-- BEGIN --
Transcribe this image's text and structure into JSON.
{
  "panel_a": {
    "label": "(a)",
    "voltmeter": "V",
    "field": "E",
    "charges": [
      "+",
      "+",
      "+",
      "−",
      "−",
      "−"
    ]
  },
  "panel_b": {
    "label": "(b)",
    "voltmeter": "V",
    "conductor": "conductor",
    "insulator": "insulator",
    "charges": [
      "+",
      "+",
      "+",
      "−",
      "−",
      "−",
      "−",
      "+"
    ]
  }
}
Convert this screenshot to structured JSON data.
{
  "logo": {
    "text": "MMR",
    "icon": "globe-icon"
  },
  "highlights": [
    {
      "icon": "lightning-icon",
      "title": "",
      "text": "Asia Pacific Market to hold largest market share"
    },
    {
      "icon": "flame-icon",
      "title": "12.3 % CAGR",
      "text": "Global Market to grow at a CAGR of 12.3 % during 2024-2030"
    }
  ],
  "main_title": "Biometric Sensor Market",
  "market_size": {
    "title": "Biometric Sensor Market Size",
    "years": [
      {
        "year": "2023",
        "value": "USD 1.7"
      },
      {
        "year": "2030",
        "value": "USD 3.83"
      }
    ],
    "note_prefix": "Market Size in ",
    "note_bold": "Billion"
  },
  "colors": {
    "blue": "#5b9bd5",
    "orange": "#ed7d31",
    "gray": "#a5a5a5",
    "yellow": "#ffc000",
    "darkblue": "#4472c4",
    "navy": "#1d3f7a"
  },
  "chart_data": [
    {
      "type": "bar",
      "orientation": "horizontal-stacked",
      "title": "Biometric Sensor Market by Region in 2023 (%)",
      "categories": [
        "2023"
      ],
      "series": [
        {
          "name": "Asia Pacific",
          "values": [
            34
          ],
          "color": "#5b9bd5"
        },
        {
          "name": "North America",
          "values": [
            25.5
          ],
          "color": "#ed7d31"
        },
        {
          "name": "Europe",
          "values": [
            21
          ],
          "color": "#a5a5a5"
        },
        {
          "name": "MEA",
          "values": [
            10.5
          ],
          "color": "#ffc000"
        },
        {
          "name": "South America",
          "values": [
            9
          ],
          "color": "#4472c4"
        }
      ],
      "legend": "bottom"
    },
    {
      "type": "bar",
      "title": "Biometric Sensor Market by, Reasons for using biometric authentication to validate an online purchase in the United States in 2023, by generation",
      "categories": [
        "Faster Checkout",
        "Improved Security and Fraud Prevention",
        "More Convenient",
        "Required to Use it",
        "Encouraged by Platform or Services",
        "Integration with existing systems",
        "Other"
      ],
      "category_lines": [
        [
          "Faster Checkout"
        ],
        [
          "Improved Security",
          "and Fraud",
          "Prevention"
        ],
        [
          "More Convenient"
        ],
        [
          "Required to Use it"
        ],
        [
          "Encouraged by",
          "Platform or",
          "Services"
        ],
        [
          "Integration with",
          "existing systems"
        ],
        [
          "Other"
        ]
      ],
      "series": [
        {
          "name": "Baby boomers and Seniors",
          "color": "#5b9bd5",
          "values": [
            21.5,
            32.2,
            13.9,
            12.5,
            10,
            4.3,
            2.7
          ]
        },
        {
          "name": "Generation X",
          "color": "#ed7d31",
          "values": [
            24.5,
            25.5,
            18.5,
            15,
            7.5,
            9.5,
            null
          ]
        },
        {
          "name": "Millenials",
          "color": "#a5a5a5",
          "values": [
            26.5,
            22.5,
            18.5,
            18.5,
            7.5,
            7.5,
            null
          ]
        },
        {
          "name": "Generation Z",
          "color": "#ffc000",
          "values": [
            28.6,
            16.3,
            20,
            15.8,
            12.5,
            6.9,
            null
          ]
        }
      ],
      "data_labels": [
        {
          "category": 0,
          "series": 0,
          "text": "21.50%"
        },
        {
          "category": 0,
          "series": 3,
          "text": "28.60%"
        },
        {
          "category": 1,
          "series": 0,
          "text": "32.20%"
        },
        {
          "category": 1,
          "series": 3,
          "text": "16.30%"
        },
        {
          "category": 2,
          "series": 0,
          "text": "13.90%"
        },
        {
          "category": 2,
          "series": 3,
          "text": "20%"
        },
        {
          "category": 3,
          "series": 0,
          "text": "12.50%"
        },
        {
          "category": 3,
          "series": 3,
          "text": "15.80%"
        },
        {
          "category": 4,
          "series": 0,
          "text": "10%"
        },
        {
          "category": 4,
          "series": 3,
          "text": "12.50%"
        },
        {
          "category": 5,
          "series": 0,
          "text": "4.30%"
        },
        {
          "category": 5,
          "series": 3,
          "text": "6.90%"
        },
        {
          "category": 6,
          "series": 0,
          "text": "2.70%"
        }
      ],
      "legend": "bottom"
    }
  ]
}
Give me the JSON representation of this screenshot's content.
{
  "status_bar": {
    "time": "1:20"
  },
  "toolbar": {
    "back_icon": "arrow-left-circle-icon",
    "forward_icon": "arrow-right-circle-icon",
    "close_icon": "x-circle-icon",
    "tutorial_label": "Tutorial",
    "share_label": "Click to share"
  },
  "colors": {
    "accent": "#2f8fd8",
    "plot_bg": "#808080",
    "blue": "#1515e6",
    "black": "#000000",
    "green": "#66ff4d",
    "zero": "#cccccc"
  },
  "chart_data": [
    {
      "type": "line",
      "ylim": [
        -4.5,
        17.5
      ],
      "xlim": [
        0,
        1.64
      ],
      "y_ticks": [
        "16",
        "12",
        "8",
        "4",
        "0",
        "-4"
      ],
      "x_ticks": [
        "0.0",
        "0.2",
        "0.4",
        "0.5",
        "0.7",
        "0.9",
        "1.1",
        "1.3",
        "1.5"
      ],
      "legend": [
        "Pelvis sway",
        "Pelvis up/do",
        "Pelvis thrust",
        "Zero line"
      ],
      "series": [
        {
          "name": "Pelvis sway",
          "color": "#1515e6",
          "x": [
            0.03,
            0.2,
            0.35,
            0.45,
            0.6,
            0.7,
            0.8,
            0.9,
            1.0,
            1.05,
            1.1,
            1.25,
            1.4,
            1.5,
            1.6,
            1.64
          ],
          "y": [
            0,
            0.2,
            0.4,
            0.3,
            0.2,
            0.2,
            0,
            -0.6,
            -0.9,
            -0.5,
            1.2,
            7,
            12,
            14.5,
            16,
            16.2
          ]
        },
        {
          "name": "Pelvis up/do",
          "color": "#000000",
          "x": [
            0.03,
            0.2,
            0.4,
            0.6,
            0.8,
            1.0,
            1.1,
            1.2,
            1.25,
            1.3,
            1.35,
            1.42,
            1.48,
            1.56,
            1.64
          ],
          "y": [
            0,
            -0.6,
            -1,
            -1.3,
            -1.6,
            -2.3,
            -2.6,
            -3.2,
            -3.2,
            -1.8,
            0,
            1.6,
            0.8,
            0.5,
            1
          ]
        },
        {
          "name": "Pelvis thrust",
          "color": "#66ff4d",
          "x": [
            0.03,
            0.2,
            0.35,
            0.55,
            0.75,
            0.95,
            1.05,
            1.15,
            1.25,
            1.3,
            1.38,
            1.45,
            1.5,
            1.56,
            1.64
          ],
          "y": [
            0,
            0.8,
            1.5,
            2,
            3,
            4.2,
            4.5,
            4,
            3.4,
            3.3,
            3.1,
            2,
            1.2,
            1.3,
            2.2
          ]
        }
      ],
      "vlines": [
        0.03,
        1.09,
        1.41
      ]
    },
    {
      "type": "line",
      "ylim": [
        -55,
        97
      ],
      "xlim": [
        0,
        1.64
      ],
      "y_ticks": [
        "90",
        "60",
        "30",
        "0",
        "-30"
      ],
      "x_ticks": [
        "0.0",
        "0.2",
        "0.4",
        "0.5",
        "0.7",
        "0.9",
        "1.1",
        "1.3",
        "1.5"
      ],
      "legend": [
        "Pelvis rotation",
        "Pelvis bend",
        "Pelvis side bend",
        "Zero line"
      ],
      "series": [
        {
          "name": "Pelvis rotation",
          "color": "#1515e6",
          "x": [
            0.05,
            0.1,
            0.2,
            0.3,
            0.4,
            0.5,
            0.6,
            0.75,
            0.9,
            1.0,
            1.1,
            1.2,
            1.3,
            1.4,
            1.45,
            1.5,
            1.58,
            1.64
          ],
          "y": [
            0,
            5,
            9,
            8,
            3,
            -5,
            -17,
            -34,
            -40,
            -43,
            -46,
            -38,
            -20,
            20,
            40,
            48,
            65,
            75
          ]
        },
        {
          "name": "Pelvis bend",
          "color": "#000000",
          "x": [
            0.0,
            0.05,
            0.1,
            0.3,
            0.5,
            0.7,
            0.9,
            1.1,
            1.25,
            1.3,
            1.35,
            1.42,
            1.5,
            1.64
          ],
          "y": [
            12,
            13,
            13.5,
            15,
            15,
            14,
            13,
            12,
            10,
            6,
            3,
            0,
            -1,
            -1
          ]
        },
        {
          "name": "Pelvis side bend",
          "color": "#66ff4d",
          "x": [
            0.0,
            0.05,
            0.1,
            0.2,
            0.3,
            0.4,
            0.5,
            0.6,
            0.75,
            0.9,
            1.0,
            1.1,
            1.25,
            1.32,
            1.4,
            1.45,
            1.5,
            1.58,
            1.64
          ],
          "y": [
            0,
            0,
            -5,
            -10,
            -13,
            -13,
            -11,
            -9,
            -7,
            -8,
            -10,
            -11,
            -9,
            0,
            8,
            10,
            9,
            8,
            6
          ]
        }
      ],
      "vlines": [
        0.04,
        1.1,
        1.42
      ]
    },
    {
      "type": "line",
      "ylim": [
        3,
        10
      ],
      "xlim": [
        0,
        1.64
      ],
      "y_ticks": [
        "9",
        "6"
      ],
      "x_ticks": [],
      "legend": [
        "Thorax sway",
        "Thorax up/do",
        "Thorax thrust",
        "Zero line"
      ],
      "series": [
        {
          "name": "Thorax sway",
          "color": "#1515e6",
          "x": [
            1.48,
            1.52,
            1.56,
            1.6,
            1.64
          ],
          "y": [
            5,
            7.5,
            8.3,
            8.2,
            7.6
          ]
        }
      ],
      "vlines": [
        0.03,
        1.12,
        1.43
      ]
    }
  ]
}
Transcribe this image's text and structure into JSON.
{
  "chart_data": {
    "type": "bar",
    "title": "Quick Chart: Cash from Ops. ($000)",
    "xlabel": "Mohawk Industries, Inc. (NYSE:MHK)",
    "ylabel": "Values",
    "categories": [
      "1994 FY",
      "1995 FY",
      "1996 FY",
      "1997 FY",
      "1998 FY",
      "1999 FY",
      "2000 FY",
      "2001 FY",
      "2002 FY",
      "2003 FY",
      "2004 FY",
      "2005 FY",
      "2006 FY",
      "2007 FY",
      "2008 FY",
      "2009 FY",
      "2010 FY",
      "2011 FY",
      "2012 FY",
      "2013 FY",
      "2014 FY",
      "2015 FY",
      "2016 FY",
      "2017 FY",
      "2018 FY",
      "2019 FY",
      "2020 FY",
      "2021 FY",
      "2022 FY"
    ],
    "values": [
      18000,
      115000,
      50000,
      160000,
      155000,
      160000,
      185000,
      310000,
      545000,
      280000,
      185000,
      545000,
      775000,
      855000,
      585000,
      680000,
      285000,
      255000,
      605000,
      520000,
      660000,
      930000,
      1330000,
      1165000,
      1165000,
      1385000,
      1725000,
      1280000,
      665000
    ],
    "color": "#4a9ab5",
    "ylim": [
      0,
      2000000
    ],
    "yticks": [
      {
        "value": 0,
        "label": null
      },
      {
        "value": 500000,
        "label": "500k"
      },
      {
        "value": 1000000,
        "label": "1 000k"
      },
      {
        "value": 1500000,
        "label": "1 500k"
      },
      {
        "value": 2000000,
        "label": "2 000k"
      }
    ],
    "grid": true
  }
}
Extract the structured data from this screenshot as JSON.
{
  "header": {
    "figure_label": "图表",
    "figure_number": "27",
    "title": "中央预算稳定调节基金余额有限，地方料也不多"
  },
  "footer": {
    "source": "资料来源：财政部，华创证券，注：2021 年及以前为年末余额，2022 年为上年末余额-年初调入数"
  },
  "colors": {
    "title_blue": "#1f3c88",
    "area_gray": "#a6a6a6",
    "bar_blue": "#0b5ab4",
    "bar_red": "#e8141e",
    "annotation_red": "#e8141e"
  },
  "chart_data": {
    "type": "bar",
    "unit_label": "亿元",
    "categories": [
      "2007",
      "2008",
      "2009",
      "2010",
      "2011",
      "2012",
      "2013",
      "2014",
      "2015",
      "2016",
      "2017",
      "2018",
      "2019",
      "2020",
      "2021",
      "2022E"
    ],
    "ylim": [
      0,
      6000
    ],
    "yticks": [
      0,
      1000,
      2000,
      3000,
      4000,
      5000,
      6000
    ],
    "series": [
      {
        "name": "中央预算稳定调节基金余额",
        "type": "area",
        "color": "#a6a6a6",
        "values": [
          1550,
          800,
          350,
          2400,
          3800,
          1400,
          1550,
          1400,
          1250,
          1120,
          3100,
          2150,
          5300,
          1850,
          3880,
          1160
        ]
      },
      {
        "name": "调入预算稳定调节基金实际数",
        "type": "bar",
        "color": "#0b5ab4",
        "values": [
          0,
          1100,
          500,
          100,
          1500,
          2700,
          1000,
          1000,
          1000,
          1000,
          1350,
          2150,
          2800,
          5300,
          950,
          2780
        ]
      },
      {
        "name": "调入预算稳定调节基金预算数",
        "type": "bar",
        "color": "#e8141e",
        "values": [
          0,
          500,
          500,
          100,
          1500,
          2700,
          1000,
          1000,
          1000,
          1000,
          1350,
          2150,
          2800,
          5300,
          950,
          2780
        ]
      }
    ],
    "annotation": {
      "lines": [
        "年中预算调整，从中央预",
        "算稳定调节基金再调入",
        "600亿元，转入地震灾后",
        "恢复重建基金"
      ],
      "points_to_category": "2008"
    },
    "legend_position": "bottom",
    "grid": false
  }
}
-- END --
**WHAT IS ASKED:** Locate all lines in the listing above with the word "from". Copy them.

**CORRECT RESULT:**
    "title": "Quick Chart: Cash from Ops. ($000)",
Extract the structured data from this screenshot as JSON.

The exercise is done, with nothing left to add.